- Work to do: Restate each of the lines below word for word and drop every picture.
** Start **
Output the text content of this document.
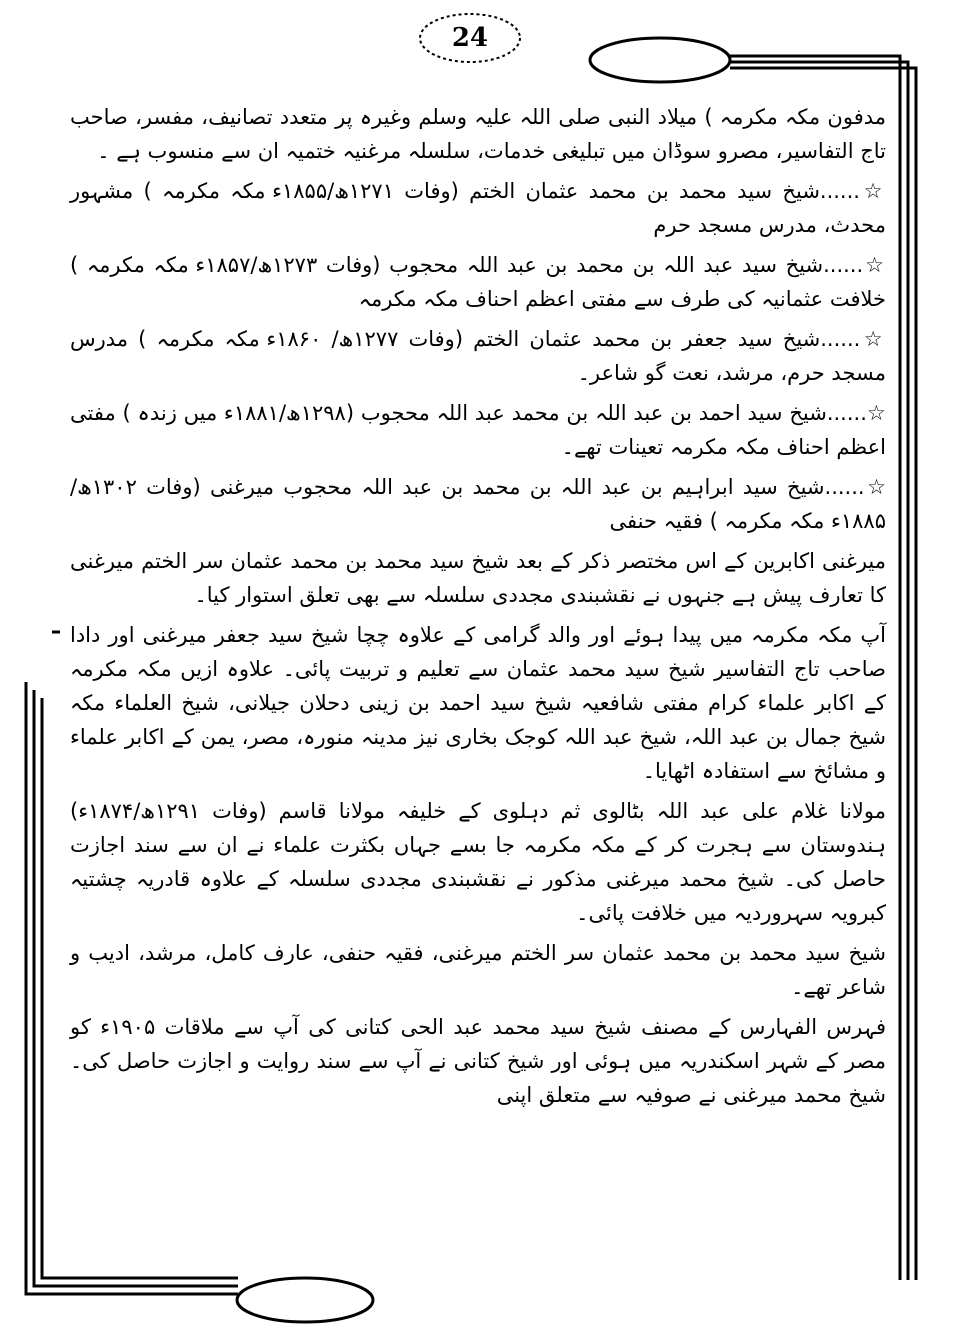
24

مدفون مکہ مکرمہ ) میلاد النبی صلی اللہ علیہ وسلم وغیرہ پر متعدد تصانیف، مفسر، صاحب تاج التفاسیر، مصرو سوڈان میں تبلیغی خدمات، سلسلہ مرغنیہ ختمیہ ان سے منسوب ہے ۔

☆......شیخ سید محمد بن محمد عثمان الختم (وفات ۱۲۷۱ھ/۱۸۵۵ء مکہ مکرمہ ) مشہور محدث، مدرس مسجد حرم

☆......شیخ سید عبد اللہ بن محمد بن عبد اللہ محجوب (وفات ۱۲۷۳ھ/۱۸۵۷ء مکہ مکرمہ ) خلافت عثمانیہ کی طرف سے مفتی اعظم احناف مکہ مکرمہ

☆......شیخ سید جعفر بن محمد عثمان الختم (وفات ۱۲۷۷ھ/ ۱۸۶۰ء مکہ مکرمہ ) مدرس مسجد حرم، مرشد، نعت گو شاعر۔

☆......شیخ سید احمد بن عبد اللہ بن محمد عبد اللہ محجوب (۱۲۹۸ھ/۱۸۸۱ء میں زندہ ) مفتی اعظم احناف مکہ مکرمہ تعینات تھے۔

☆......شیخ سید ابراہیم بن عبد اللہ بن محمد بن عبد اللہ محجوب میرغنی (وفات ۱۳۰۲ھ/۱۸۸۵ء مکہ مکرمہ ) فقیہ حنفی

میرغنی اکابرین کے اس مختصر ذکر کے بعد شیخ سید محمد بن محمد عثمان سر الختم میرغنی کا تعارف پیش ہے جنہوں نے نقشبندی مجددی سلسلہ سے بھی تعلق استوار کیا۔

آپ مکہ مکرمہ میں پیدا ہوئے اور والد گرامی کے علاوہ چچا شیخ سید جعفر میرغنی اور دادا صاحب تاج التفاسیر شیخ سید محمد عثمان سے تعلیم و تربیت پائی۔ علاوہ ازیں مکہ مکرمہ کے اکابر علماء کرام مفتی شافعیہ شیخ سید احمد بن زینی دحلان جیلانی، شیخ العلماء مکہ شیخ جمال بن عبد اللہ، شیخ عبد اللہ کوجک بخاری نیز مدینہ منورہ، مصر، یمن کے اکابر علماء و مشائخ سے استفادہ اٹھایا۔

مولانا غلام علی عبد اللہ بٹالوی ثم دہلوی کے خلیفہ مولانا قاسم (وفات ۱۲۹۱ھ/۱۸۷۴ء) ہندوستان سے ہجرت کر کے مکہ مکرمہ جا بسے جہاں بکثرت علماء نے ان سے سند اجازت حاصل کی۔ شیخ محمد میرغنی مذکور نے نقشبندی مجددی سلسلہ کے علاوہ قادریہ چشتیہ کبرویہ سہروردیہ میں خلافت پائی۔

شیخ سید محمد بن محمد عثمان سر الختم میرغنی، فقیہ حنفی، عارف کامل، مرشد، ادیب و شاعر تھے۔

فہرس الفہارس کے مصنف شیخ سید محمد عبد الحی کتانی کی آپ سے ملاقات ۱۹۰۵ء کو مصر کے شہر اسکندریہ میں ہوئی اور شیخ کتانی نے آپ سے سند روایت و اجازت حاصل کی۔ شیخ محمد میرغنی نے صوفیہ سے متعلق اپنی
** End **
- The result:
Output the text content of this document.
24

مدفون مکہ مکرمہ ) میلاد النبی صلی اللہ علیہ وسلم وغیرہ پر متعدد تصانیف، مفسر، صاحب تاج التفاسیر، مصرو سوڈان میں تبلیغی خدمات، سلسلہ مرغنیہ ختمیہ ان سے منسوب ہے ۔

☆......شیخ سید محمد بن محمد عثمان الختم (وفات ۱۲۷۱ھ/۱۸۵۵ء مکہ مکرمہ ) مشہور محدث، مدرس مسجد حرم

☆......شیخ سید عبد اللہ بن محمد بن عبد اللہ محجوب (وفات ۱۲۷۳ھ/۱۸۵۷ء مکہ مکرمہ ) خلافت عثمانیہ کی طرف سے مفتی اعظم احناف مکہ مکرمہ

☆......شیخ سید جعفر بن محمد عثمان الختم (وفات ۱۲۷۷ھ/ ۱۸۶۰ء مکہ مکرمہ ) مدرس مسجد حرم، مرشد، نعت گو شاعر۔

☆......شیخ سید احمد بن عبد اللہ بن محمد عبد اللہ محجوب (۱۲۹۸ھ/۱۸۸۱ء میں زندہ ) مفتی اعظم احناف مکہ مکرمہ تعینات تھے۔

☆......شیخ سید ابراہیم بن عبد اللہ بن محمد بن عبد اللہ محجوب میرغنی (وفات ۱۳۰۲ھ/۱۸۸۵ء مکہ مکرمہ ) فقیہ حنفی

میرغنی اکابرین کے اس مختصر ذکر کے بعد شیخ سید محمد بن محمد عثمان سر الختم میرغنی کا تعارف پیش ہے جنہوں نے نقشبندی مجددی سلسلہ سے بھی تعلق استوار کیا۔

آپ مکہ مکرمہ میں پیدا ہوئے اور والد گرامی کے علاوہ چچا شیخ سید جعفر میرغنی اور دادا صاحب تاج التفاسیر شیخ سید محمد عثمان سے تعلیم و تربیت پائی۔ علاوہ ازیں مکہ مکرمہ کے اکابر علماء کرام مفتی شافعیہ شیخ سید احمد بن زینی دحلان جیلانی، شیخ العلماء مکہ شیخ جمال بن عبد اللہ، شیخ عبد اللہ کوجک بخاری نیز مدینہ منورہ، مصر، یمن کے اکابر علماء و مشائخ سے استفادہ اٹھایا۔

مولانا غلام علی عبد اللہ بٹالوی ثم دہلوی کے خلیفہ مولانا قاسم (وفات ۱۲۹۱ھ/۱۸۷۴ء) ہندوستان سے ہجرت کر کے مکہ مکرمہ جا بسے جہاں بکثرت علماء نے ان سے سند اجازت حاصل کی۔ شیخ محمد میرغنی مذکور نے نقشبندی مجددی سلسلہ کے علاوہ قادریہ چشتیہ کبرویہ سہروردیہ میں خلافت پائی۔

شیخ سید محمد بن محمد عثمان سر الختم میرغنی، فقیہ حنفی، عارف کامل، مرشد، ادیب و شاعر تھے۔

فہرس الفہارس کے مصنف شیخ سید محمد عبد الحی کتانی کی آپ سے ملاقات ۱۹۰۵ء کو مصر کے شہر اسکندریہ میں ہوئی اور شیخ کتانی نے آپ سے سند روایت و اجازت حاصل کی۔ شیخ محمد میرغنی نے صوفیہ سے متعلق اپنی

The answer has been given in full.